= WHAT THE TASK REQUIRES =
Find how many lines of the listing include the string "Bodyweight", and report only that figure.
● ● ● ●
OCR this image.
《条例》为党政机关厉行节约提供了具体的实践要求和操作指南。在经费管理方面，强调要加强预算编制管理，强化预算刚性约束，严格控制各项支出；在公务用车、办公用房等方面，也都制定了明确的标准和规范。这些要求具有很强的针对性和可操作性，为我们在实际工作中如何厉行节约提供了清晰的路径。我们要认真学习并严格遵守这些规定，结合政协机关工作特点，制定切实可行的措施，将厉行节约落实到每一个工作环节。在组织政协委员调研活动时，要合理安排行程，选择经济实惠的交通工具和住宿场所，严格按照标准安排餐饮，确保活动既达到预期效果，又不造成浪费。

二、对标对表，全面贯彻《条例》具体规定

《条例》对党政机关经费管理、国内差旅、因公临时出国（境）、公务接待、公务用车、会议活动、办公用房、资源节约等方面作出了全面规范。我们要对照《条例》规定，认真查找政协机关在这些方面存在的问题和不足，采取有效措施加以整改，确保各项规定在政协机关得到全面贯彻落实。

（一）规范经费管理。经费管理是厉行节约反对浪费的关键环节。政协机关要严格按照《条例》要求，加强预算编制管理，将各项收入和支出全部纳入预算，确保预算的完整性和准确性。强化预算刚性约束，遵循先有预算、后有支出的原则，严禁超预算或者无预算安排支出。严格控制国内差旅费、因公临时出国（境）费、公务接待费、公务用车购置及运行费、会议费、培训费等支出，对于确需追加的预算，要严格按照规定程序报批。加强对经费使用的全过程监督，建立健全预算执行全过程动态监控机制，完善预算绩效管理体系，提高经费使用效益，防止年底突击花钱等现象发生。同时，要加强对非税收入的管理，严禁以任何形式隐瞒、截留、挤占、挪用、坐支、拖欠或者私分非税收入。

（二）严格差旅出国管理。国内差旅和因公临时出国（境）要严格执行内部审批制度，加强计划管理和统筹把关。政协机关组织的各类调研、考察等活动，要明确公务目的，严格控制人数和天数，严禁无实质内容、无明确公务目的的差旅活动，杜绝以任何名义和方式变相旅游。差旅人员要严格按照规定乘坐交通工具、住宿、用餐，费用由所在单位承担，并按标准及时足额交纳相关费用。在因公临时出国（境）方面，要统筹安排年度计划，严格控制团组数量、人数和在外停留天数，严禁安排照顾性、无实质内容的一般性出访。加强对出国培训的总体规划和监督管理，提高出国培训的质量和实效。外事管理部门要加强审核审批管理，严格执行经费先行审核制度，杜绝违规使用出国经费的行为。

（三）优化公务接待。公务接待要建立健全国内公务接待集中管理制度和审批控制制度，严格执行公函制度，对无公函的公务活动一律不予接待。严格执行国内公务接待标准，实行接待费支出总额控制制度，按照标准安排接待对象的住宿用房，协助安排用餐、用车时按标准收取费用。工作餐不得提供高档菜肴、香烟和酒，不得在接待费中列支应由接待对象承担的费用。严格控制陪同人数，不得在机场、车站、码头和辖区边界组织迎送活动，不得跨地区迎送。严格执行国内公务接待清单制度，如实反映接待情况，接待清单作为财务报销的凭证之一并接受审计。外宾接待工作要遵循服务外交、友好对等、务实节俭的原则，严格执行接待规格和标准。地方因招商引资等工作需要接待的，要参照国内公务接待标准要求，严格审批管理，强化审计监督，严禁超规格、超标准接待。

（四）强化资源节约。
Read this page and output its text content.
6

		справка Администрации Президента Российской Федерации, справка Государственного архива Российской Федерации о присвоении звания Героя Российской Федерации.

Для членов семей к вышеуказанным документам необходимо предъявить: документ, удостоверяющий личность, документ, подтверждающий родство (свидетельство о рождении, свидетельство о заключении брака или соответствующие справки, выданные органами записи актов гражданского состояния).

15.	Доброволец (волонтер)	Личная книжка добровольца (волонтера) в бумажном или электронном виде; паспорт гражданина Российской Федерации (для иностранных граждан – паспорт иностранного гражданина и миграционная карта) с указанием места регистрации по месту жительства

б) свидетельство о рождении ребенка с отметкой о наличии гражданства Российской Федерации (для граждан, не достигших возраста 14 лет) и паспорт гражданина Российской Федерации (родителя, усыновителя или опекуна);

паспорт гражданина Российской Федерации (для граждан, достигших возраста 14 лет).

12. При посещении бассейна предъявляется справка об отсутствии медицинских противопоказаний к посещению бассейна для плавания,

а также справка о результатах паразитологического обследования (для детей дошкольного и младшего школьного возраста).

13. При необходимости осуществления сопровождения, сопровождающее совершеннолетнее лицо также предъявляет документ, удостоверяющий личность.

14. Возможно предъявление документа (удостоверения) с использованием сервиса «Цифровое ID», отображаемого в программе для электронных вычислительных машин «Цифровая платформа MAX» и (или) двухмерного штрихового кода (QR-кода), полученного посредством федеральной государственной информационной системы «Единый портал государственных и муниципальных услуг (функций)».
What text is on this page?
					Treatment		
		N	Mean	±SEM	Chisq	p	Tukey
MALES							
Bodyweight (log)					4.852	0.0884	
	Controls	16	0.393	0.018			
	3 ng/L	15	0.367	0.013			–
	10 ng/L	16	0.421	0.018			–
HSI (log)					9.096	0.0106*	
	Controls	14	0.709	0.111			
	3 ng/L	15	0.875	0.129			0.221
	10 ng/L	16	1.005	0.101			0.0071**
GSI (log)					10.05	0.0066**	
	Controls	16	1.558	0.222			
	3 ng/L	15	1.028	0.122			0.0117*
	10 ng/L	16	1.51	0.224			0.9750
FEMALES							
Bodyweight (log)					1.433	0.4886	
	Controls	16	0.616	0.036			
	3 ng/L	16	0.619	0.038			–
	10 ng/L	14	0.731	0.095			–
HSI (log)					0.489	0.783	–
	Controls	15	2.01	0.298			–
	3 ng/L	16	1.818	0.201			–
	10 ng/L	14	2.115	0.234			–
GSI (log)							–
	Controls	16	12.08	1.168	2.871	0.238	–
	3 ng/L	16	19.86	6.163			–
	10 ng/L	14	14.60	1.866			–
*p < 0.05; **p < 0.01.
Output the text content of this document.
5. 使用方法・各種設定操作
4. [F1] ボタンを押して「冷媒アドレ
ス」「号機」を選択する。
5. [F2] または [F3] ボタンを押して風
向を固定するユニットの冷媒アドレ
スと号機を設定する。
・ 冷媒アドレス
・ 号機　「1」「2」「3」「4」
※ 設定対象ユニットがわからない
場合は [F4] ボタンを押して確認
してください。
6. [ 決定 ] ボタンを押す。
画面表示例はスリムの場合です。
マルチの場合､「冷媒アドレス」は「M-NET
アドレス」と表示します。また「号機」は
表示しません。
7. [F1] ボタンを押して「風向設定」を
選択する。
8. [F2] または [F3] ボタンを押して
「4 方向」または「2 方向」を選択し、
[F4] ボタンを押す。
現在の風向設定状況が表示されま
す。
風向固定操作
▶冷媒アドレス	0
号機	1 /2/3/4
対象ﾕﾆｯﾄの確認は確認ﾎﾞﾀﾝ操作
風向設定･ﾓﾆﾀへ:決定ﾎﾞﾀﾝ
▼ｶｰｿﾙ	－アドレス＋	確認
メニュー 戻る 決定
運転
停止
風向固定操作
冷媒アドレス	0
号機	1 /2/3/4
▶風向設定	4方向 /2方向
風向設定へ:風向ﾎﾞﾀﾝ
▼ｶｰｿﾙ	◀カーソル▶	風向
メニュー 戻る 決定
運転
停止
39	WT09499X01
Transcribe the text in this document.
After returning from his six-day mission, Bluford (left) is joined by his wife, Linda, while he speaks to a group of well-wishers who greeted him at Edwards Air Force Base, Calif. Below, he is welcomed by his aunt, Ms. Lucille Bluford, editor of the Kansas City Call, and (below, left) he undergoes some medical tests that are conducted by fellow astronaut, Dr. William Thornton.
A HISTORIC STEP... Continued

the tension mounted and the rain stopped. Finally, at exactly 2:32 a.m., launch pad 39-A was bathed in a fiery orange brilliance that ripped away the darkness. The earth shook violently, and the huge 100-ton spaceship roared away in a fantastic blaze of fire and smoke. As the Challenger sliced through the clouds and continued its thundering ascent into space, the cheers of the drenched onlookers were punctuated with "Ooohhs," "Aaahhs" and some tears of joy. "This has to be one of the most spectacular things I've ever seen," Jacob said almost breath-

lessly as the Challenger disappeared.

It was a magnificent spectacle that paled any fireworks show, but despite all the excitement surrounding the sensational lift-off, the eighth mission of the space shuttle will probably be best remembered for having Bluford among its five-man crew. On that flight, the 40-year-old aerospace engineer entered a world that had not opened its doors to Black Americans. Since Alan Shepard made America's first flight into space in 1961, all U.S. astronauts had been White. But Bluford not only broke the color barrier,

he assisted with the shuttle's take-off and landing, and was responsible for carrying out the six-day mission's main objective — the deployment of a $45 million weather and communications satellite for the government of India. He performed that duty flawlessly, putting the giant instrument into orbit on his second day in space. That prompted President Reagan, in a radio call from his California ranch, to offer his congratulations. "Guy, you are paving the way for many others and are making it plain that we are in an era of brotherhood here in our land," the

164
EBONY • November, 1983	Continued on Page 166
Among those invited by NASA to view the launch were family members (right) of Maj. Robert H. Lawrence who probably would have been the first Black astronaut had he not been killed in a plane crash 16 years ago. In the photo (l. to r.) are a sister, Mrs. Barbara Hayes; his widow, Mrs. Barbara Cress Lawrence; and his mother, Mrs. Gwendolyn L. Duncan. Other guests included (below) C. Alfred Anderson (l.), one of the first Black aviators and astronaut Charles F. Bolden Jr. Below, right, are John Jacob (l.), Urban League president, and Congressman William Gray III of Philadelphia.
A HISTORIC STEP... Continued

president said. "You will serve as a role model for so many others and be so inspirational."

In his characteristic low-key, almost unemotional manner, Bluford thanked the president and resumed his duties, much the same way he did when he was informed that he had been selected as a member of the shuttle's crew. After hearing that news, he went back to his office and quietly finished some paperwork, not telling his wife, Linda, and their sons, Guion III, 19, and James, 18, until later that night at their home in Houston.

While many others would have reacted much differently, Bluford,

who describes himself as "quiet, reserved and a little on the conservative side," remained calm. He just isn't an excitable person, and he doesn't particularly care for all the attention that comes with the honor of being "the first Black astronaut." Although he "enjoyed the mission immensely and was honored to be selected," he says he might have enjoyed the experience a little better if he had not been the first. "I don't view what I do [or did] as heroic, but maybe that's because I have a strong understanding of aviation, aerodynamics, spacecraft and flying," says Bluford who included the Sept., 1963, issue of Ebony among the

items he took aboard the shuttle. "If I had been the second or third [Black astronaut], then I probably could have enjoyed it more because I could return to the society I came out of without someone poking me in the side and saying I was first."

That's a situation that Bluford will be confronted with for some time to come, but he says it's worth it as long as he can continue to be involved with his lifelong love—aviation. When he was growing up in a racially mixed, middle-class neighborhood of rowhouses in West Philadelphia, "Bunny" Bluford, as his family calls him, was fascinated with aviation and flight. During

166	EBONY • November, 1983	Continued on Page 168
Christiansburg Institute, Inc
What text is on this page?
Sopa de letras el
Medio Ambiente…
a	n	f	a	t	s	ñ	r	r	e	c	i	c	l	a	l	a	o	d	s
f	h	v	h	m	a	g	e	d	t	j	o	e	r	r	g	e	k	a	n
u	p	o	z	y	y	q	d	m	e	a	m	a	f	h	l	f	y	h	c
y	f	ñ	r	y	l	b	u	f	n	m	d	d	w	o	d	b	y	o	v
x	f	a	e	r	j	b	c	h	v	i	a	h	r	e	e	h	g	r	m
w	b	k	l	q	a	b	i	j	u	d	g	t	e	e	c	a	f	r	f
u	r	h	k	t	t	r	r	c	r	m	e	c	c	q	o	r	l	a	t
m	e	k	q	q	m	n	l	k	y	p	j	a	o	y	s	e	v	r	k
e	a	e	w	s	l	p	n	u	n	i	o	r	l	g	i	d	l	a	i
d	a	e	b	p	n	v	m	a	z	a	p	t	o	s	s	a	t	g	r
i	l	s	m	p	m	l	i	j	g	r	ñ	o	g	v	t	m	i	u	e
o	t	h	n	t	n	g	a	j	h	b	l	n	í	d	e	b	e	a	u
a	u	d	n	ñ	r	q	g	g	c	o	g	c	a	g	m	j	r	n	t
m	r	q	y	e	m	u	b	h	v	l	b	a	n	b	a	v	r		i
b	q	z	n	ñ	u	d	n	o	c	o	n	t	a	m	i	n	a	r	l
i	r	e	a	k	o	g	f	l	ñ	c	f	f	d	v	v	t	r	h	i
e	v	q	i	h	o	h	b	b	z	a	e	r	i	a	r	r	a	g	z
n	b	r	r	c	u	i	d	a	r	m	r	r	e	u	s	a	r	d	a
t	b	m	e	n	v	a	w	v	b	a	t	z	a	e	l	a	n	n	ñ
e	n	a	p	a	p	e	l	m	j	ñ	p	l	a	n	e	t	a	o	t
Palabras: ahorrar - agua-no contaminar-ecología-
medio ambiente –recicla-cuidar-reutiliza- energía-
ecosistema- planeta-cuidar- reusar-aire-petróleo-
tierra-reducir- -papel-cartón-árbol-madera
● ● ● ●
= CORRECT RESPONSE =
2